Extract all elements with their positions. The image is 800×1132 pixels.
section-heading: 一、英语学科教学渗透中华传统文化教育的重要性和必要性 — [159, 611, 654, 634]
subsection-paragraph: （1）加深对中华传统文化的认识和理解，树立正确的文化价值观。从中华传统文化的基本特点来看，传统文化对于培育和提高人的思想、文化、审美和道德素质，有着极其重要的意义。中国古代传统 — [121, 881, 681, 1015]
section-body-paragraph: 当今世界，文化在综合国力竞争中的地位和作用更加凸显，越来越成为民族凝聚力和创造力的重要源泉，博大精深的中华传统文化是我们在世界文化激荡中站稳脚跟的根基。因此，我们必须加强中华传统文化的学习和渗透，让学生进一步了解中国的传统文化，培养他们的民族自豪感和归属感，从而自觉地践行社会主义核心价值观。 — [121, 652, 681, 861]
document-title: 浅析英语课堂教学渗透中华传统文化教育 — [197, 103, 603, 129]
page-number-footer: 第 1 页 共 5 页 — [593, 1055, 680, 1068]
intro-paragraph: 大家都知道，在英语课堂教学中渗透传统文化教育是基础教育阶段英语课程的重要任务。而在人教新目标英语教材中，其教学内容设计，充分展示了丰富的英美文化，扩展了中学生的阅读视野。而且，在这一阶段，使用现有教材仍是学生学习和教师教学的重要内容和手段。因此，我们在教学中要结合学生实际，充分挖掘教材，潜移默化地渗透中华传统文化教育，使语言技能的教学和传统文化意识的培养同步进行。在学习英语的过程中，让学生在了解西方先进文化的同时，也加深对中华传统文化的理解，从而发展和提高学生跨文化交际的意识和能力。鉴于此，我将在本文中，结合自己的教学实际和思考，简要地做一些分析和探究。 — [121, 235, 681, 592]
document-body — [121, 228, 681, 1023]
---
§ **Given request**:
Change "page-number-footer" to "footer" throughout the listing above and give it again with nothing else altered.

§ **The reply**:
Extract all elements with their positions. The image is 800×1132 pixels.
section-heading: 一、英语学科教学渗透中华传统文化教育的重要性和必要性 — [159, 611, 654, 634]
subsection-paragraph: （1）加深对中华传统文化的认识和理解，树立正确的文化价值观。从中华传统文化的基本特点来看，传统文化对于培育和提高人的思想、文化、审美和道德素质，有着极其重要的意义。中国古代传统 — [121, 881, 681, 1015]
section-body-paragraph: 当今世界，文化在综合国力竞争中的地位和作用更加凸显，越来越成为民族凝聚力和创造力的重要源泉，博大精深的中华传统文化是我们在世界文化激荡中站稳脚跟的根基。因此，我们必须加强中华传统文化的学习和渗透，让学生进一步了解中国的传统文化，培养他们的民族自豪感和归属感，从而自觉地践行社会主义核心价值观。 — [121, 652, 681, 861]
document-title: 浅析英语课堂教学渗透中华传统文化教育 — [197, 103, 603, 129]
footer: 第 1 页 共 5 页 — [593, 1055, 680, 1068]
intro-paragraph: 大家都知道，在英语课堂教学中渗透传统文化教育是基础教育阶段英语课程的重要任务。而在人教新目标英语教材中，其教学内容设计，充分展示了丰富的英美文化，扩展了中学生的阅读视野。而且，在这一阶段，使用现有教材仍是学生学习和教师教学的重要内容和手段。因此，我们在教学中要结合学生实际，充分挖掘教材，潜移默化地渗透中华传统文化教育，使语言技能的教学和传统文化意识的培养同步进行。在学习英语的过程中，让学生在了解西方先进文化的同时，也加深对中华传统文化的理解，从而发展和提高学生跨文化交际的意识和能力。鉴于此，我将在本文中，结合自己的教学实际和思考，简要地做一些分析和探究。 — [121, 235, 681, 592]
document-body — [121, 228, 681, 1023]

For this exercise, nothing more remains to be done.